§ INSTRUCTIONS FOR THE TASK
Below are entries; tally how many lines hold the string "from" and answer with only that figure.

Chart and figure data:
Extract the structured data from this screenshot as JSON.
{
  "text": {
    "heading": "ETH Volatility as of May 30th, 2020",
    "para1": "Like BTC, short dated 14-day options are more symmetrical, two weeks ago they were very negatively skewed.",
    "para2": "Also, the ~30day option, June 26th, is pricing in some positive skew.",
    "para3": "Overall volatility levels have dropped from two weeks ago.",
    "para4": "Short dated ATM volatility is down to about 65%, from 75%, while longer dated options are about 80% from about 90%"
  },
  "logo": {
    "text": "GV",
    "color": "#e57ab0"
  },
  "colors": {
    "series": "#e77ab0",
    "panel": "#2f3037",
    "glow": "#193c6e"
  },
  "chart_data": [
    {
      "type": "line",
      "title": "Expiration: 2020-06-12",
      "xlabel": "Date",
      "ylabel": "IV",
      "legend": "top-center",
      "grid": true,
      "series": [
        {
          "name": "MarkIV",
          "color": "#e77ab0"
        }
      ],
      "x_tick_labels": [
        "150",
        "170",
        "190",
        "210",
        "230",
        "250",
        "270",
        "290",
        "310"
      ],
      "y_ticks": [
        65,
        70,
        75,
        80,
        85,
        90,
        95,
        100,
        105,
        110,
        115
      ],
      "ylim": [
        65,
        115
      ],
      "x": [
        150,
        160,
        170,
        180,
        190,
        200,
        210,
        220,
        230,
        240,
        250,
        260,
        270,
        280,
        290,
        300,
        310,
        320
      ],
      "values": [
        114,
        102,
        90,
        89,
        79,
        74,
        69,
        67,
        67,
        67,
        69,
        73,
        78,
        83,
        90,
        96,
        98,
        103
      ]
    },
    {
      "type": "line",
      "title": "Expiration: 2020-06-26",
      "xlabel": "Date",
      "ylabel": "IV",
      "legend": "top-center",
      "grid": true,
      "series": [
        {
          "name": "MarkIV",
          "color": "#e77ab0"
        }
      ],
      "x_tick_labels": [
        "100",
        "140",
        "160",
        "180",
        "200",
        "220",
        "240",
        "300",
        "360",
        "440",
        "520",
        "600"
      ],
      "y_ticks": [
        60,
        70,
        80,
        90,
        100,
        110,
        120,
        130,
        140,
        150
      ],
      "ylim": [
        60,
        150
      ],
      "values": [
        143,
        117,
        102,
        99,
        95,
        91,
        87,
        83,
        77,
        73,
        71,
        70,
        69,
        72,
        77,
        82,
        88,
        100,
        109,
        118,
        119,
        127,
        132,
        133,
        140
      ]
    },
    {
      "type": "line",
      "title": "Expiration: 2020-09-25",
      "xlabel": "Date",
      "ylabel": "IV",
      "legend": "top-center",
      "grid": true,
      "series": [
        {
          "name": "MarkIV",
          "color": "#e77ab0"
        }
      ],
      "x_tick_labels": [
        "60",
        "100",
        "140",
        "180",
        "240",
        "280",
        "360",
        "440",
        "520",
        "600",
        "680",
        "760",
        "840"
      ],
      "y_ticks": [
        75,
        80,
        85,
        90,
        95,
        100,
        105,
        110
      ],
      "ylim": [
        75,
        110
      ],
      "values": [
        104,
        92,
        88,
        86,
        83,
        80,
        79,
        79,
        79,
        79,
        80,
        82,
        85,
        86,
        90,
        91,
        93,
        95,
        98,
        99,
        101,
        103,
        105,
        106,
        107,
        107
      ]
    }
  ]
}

§ RESULT FOR THIS TASK
3